_Work to be completed_:
Reproduce every line of the listing below verbatim, omitting the pictures from your response.

______

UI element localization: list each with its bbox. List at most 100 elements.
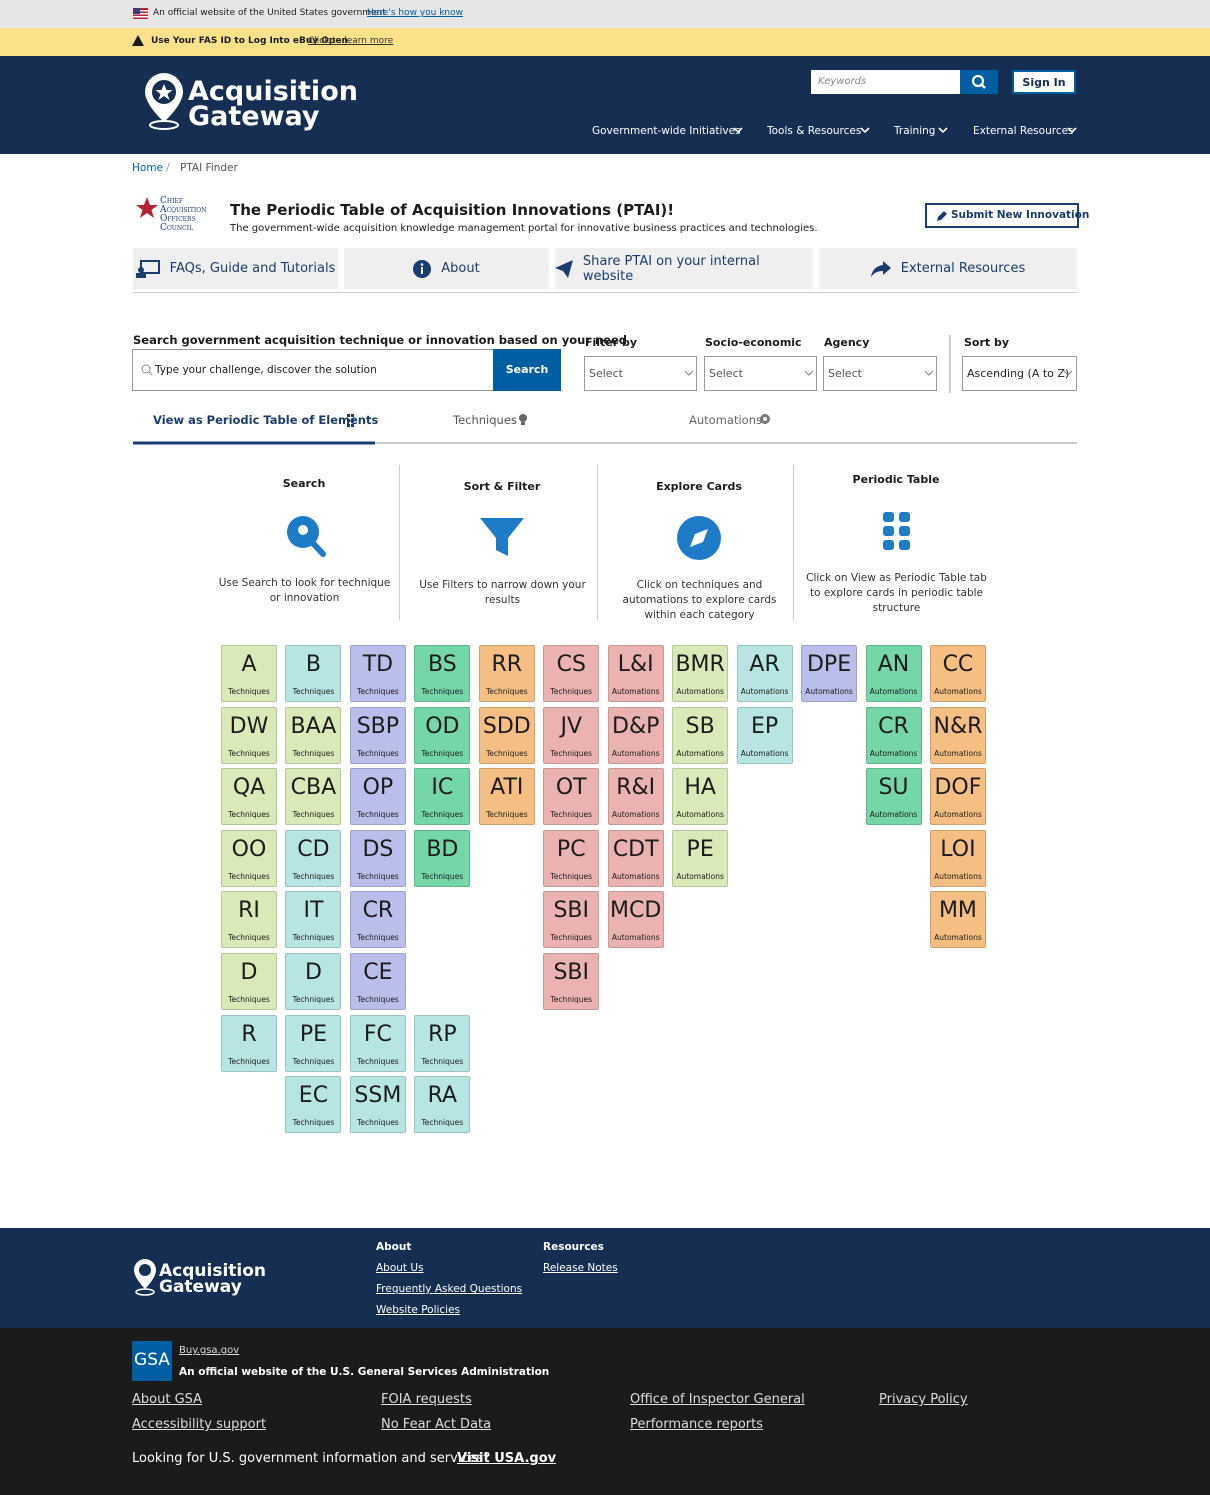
element-card[interactable]: EP Automations bbox=[736, 706, 793, 764]
filter-select[interactable]: Select bbox=[584, 356, 697, 391]
nav-item[interactable]: Tools & Resources bbox=[767, 125, 862, 137]
element-card[interactable]: D Techniques bbox=[221, 953, 277, 1010]
element-card[interactable]: DS Techniques bbox=[349, 829, 406, 887]
element-card[interactable]: PE Techniques bbox=[285, 1014, 342, 1072]
element-card[interactable]: FC Techniques bbox=[349, 1014, 406, 1072]
element-card[interactable]: CDT Automations bbox=[607, 829, 664, 887]
element-card[interactable]: OP Techniques bbox=[349, 768, 406, 826]
element-card[interactable]: A Techniques bbox=[221, 645, 277, 702]
top-tab[interactable]: Share PTAI on your internal website bbox=[555, 248, 813, 289]
gsa-link[interactable]: About GSA bbox=[132, 1392, 203, 1407]
step-title: Periodic Table bbox=[852, 473, 940, 486]
step-text: Use Search to look for technique or inno… bbox=[218, 577, 391, 604]
top-tab[interactable]: FAQs, Guide and Tutorials bbox=[133, 248, 338, 289]
element-card[interactable]: N&R Automations bbox=[929, 706, 986, 764]
element-card[interactable]: R&I Automations bbox=[607, 768, 664, 826]
gsa-link[interactable]: FOIA requests bbox=[381, 1392, 472, 1407]
element-card[interactable]: EC Techniques bbox=[285, 1076, 342, 1134]
alert-link[interactable]: Click to learn more bbox=[308, 36, 394, 46]
element-card[interactable]: SBI Techniques bbox=[543, 953, 600, 1010]
element-card[interactable]: RA Techniques bbox=[414, 1076, 471, 1134]
element-card[interactable]: BS Techniques bbox=[414, 645, 471, 702]
gsa-link[interactable]: Office of Inspector General bbox=[630, 1392, 805, 1407]
element-card[interactable]: MM Automations bbox=[929, 891, 986, 949]
element-card[interactable]: LOI Automations bbox=[929, 829, 986, 887]
element-card[interactable]: IC Techniques bbox=[414, 768, 471, 826]
element-card[interactable]: HA Automations bbox=[672, 768, 729, 826]
element-card[interactable]: AR Automations bbox=[736, 645, 793, 702]
top-tab-text: FAQs, Guide and Tutorials bbox=[169, 261, 336, 276]
top-tab[interactable]: External Resources bbox=[819, 248, 1077, 289]
element-card[interactable]: RI Techniques bbox=[221, 891, 277, 949]
footer-link[interactable]: Release Notes bbox=[543, 1262, 618, 1274]
element-card[interactable]: D&P Automations bbox=[607, 706, 664, 764]
element-card[interactable]: BMR Automations bbox=[672, 645, 729, 702]
element-card[interactable]: R Techniques bbox=[221, 1014, 277, 1072]
element-card[interactable]: CC Automations bbox=[929, 645, 986, 702]
gsa-link[interactable]: Privacy Policy bbox=[879, 1392, 968, 1407]
element-card[interactable]: CE Techniques bbox=[349, 953, 406, 1010]
element-card[interactable]: DOF Automations bbox=[929, 768, 986, 826]
element-card[interactable]: SU Automations bbox=[865, 768, 922, 826]
element-card[interactable]: DW Techniques bbox=[221, 706, 277, 764]
element-card[interactable]: RP Techniques bbox=[414, 1014, 471, 1072]
filter-select[interactable]: Ascending (A to Z) bbox=[962, 356, 1077, 391]
footer-link[interactable]: Website Policies bbox=[376, 1304, 461, 1316]
gsa-link[interactable]: No Fear Act Data bbox=[381, 1417, 492, 1432]
element-card[interactable]: SBP Techniques bbox=[349, 706, 406, 764]
gsa-link[interactable]: Accessibility support bbox=[132, 1417, 267, 1432]
element-card[interactable]: L&I Automations bbox=[607, 645, 664, 702]
element-card[interactable]: PC Techniques bbox=[543, 829, 600, 887]
element-card[interactable]: IT Techniques bbox=[285, 891, 342, 949]
element-card[interactable]: TD Techniques bbox=[349, 645, 406, 702]
gsa-link[interactable]: Performance reports bbox=[630, 1417, 763, 1432]
filter-select[interactable]: Select bbox=[823, 356, 937, 391]
element-card[interactable]: AN Automations bbox=[865, 645, 922, 702]
element-kind: Techniques bbox=[228, 871, 270, 881]
search-submit[interactable]: Search bbox=[493, 349, 561, 391]
element-card[interactable]: D Techniques bbox=[285, 953, 342, 1010]
element-card[interactable]: SB Automations bbox=[672, 706, 729, 764]
element-card[interactable]: JV Techniques bbox=[543, 706, 600, 764]
nav-item[interactable]: Training bbox=[894, 125, 936, 137]
element-kind: Techniques bbox=[550, 687, 593, 696]
element-card[interactable]: CS Techniques bbox=[543, 645, 600, 702]
element-card[interactable]: QA Techniques bbox=[221, 768, 277, 826]
element-card[interactable]: B Techniques bbox=[285, 645, 342, 702]
element-card[interactable]: CBA Techniques bbox=[285, 768, 342, 826]
element-card[interactable]: CR Automations bbox=[865, 706, 922, 764]
element-card[interactable]: OD Techniques bbox=[414, 706, 471, 764]
search-button[interactable] bbox=[960, 70, 998, 94]
element-card[interactable]: CR Techniques bbox=[349, 891, 406, 949]
element-card[interactable]: PE Automations bbox=[672, 829, 729, 887]
element-card[interactable]: OO Techniques bbox=[221, 829, 277, 887]
element-card[interactable]: MCD Automations bbox=[607, 891, 664, 949]
sign-in[interactable]: Sign In bbox=[1012, 70, 1076, 94]
view-tab[interactable]: Automations bbox=[689, 413, 762, 427]
element-card[interactable]: SDD Techniques bbox=[478, 706, 535, 764]
view-tab[interactable]: View as Periodic Table of Elements bbox=[153, 413, 379, 427]
element-card[interactable]: RR Techniques bbox=[478, 645, 535, 702]
element-card[interactable]: DPE Automations bbox=[801, 645, 858, 702]
gsa-site[interactable]: Buy.gsa.gov bbox=[179, 1345, 240, 1356]
search-icon bbox=[971, 74, 986, 89]
breadcrumb-link[interactable]: Home bbox=[132, 162, 164, 174]
element-card[interactable]: BAA Techniques bbox=[285, 706, 342, 764]
nav-item[interactable]: External Resources bbox=[973, 125, 1074, 137]
submit-button[interactable]: Submit New Innovation bbox=[925, 203, 1089, 228]
filter-select[interactable]: Select bbox=[704, 356, 817, 391]
element-card[interactable]: BD Techniques bbox=[414, 829, 471, 887]
element-card[interactable]: OT Techniques bbox=[543, 768, 600, 826]
how-link[interactable]: Here's how you know bbox=[367, 8, 463, 18]
footer-link[interactable]: About Us bbox=[376, 1262, 424, 1274]
element-card[interactable]: CD Techniques bbox=[285, 829, 342, 887]
top-tab[interactable]: About bbox=[344, 248, 549, 289]
element-card[interactable]: SSM Techniques bbox=[349, 1076, 406, 1134]
element-card[interactable]: ATI Techniques bbox=[478, 768, 535, 826]
nav-item[interactable]: Government-wide Initiatives bbox=[592, 125, 741, 137]
view-tab[interactable]: Techniques bbox=[453, 413, 517, 427]
keyword-input[interactable]: Keywords bbox=[811, 70, 961, 94]
visit-link[interactable]: Visit USA.gov bbox=[457, 1451, 557, 1466]
element-card[interactable]: SBI Techniques bbox=[543, 891, 600, 949]
footer-link[interactable]: Frequently Asked Questions bbox=[376, 1283, 523, 1295]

______

_Complete output_:
UI element localization: list each with its bbox. List at most 100 elements.
element-card[interactable]: EP Automations bbox=[736, 706, 793, 764]
filter-select[interactable]: Select bbox=[584, 356, 697, 391]
nav-item[interactable]: Tools & Resources bbox=[767, 125, 862, 137]
element-card[interactable]: D Techniques bbox=[221, 953, 277, 1010]
element-card[interactable]: DS Techniques bbox=[349, 829, 406, 887]
element-card[interactable]: PE Techniques bbox=[285, 1014, 342, 1072]
element-card[interactable]: FC Techniques bbox=[349, 1014, 406, 1072]
element-card[interactable]: CDT Automations bbox=[607, 829, 664, 887]
element-card[interactable]: OP Techniques bbox=[349, 768, 406, 826]
element-card[interactable]: A Techniques bbox=[221, 645, 277, 702]
top-tab[interactable]: Share PTAI on your internal website bbox=[555, 248, 813, 289]
gsa-link[interactable]: About GSA bbox=[132, 1392, 203, 1407]
step-title: Periodic Table bbox=[852, 473, 940, 486]
step-text: Use Search to look for technique or inno… bbox=[218, 577, 391, 604]
top-tab[interactable]: FAQs, Guide and Tutorials bbox=[133, 248, 338, 289]
element-card[interactable]: N&R Automations bbox=[929, 706, 986, 764]
element-card[interactable]: R&I Automations bbox=[607, 768, 664, 826]
gsa-link[interactable]: FOIA requests bbox=[381, 1392, 472, 1407]
element-card[interactable]: EC Techniques bbox=[285, 1076, 342, 1134]
alert-link[interactable]: Click to learn more bbox=[308, 36, 394, 46]
element-card[interactable]: SBI Techniques bbox=[543, 953, 600, 1010]
element-card[interactable]: RA Techniques bbox=[414, 1076, 471, 1134]
element-card[interactable]: BS Techniques bbox=[414, 645, 471, 702]
gsa-link[interactable]: Office of Inspector General bbox=[630, 1392, 805, 1407]
element-card[interactable]: MM Automations bbox=[929, 891, 986, 949]
element-card[interactable]: LOI Automations bbox=[929, 829, 986, 887]
element-card[interactable]: IC Techniques bbox=[414, 768, 471, 826]
element-card[interactable]: HA Automations bbox=[672, 768, 729, 826]
element-card[interactable]: AR Automations bbox=[736, 645, 793, 702]
top-tab-text: FAQs, Guide and Tutorials bbox=[169, 261, 336, 276]
top-tab[interactable]: External Resources bbox=[819, 248, 1077, 289]
element-card[interactable]: RI Techniques bbox=[221, 891, 277, 949]
footer-link[interactable]: Release Notes bbox=[543, 1262, 618, 1274]
element-card[interactable]: D&P Automations bbox=[607, 706, 664, 764]
element-card[interactable]: BMR Automations bbox=[672, 645, 729, 702]
element-card[interactable]: R Techniques bbox=[221, 1014, 277, 1072]
element-card[interactable]: CC Automations bbox=[929, 645, 986, 702]
gsa-link[interactable]: Privacy Policy bbox=[879, 1392, 968, 1407]
element-card[interactable]: CE Techniques bbox=[349, 953, 406, 1010]
element-card[interactable]: DOF Automations bbox=[929, 768, 986, 826]
element-card[interactable]: SU Automations bbox=[865, 768, 922, 826]
element-card[interactable]: DW Techniques bbox=[221, 706, 277, 764]
element-card[interactable]: RP Techniques bbox=[414, 1014, 471, 1072]
filter-select[interactable]: Ascending (A to Z) bbox=[962, 356, 1077, 391]
footer-link[interactable]: Website Policies bbox=[376, 1304, 461, 1316]
gsa-link[interactable]: No Fear Act Data bbox=[381, 1417, 492, 1432]
element-card[interactable]: SBP Techniques bbox=[349, 706, 406, 764]
gsa-link[interactable]: Accessibility support bbox=[132, 1417, 267, 1432]
element-card[interactable]: L&I Automations bbox=[607, 645, 664, 702]
element-card[interactable]: PC Techniques bbox=[543, 829, 600, 887]
element-card[interactable]: IT Techniques bbox=[285, 891, 342, 949]
element-card[interactable]: TD Techniques bbox=[349, 645, 406, 702]
gsa-link[interactable]: Performance reports bbox=[630, 1417, 763, 1432]
filter-select[interactable]: Select bbox=[823, 356, 937, 391]
element-card[interactable]: AN Automations bbox=[865, 645, 922, 702]
element-kind: Techniques bbox=[228, 871, 270, 881]
search-submit[interactable]: Search bbox=[493, 349, 561, 391]
element-card[interactable]: D Techniques bbox=[285, 953, 342, 1010]
element-card[interactable]: SB Automations bbox=[672, 706, 729, 764]
element-card[interactable]: JV Techniques bbox=[543, 706, 600, 764]
nav-item[interactable]: Training bbox=[894, 125, 936, 137]
element-kind: Techniques bbox=[550, 687, 593, 696]
element-card[interactable]: CS Techniques bbox=[543, 645, 600, 702]
element-card[interactable]: QA Techniques bbox=[221, 768, 277, 826]
element-card[interactable]: B Techniques bbox=[285, 645, 342, 702]
element-card[interactable]: CBA Techniques bbox=[285, 768, 342, 826]
element-card[interactable]: CR Automations bbox=[865, 706, 922, 764]
element-card[interactable]: OD Techniques bbox=[414, 706, 471, 764]
search-button[interactable] bbox=[960, 70, 998, 94]
element-card[interactable]: CR Techniques bbox=[349, 891, 406, 949]
element-card[interactable]: PE Automations bbox=[672, 829, 729, 887]
element-card[interactable]: OO Techniques bbox=[221, 829, 277, 887]
element-card[interactable]: MCD Automations bbox=[607, 891, 664, 949]
sign-in[interactable]: Sign In bbox=[1012, 70, 1076, 94]
view-tab[interactable]: Automations bbox=[689, 413, 762, 427]
element-card[interactable]: SDD Techniques bbox=[478, 706, 535, 764]
view-tab[interactable]: View as Periodic Table of Elements bbox=[153, 413, 379, 427]
element-card[interactable]: RR Techniques bbox=[478, 645, 535, 702]
element-card[interactable]: DPE Automations bbox=[801, 645, 858, 702]
gsa-site[interactable]: Buy.gsa.gov bbox=[179, 1345, 240, 1356]
search-icon bbox=[971, 74, 986, 89]
breadcrumb-link[interactable]: Home bbox=[132, 162, 164, 174]
element-card[interactable]: BAA Techniques bbox=[285, 706, 342, 764]
nav-item[interactable]: External Resources bbox=[973, 125, 1074, 137]
submit-button[interactable]: Submit New Innovation bbox=[925, 203, 1089, 228]
filter-select[interactable]: Select bbox=[704, 356, 817, 391]
element-card[interactable]: BD Techniques bbox=[414, 829, 471, 887]
element-card[interactable]: OT Techniques bbox=[543, 768, 600, 826]
how-link[interactable]: Here's how you know bbox=[367, 8, 463, 18]
footer-link[interactable]: About Us bbox=[376, 1262, 424, 1274]
element-card[interactable]: CD Techniques bbox=[285, 829, 342, 887]
top-tab[interactable]: About bbox=[344, 248, 549, 289]
element-card[interactable]: SSM Techniques bbox=[349, 1076, 406, 1134]
element-card[interactable]: ATI Techniques bbox=[478, 768, 535, 826]
nav-item[interactable]: Government-wide Initiatives bbox=[592, 125, 741, 137]
view-tab[interactable]: Techniques bbox=[453, 413, 517, 427]
keyword-input[interactable]: Keywords bbox=[811, 70, 961, 94]
visit-link[interactable]: Visit USA.gov bbox=[457, 1451, 557, 1466]
element-card[interactable]: SBI Techniques bbox=[543, 891, 600, 949]
footer-link[interactable]: Frequently Asked Questions bbox=[376, 1283, 523, 1295]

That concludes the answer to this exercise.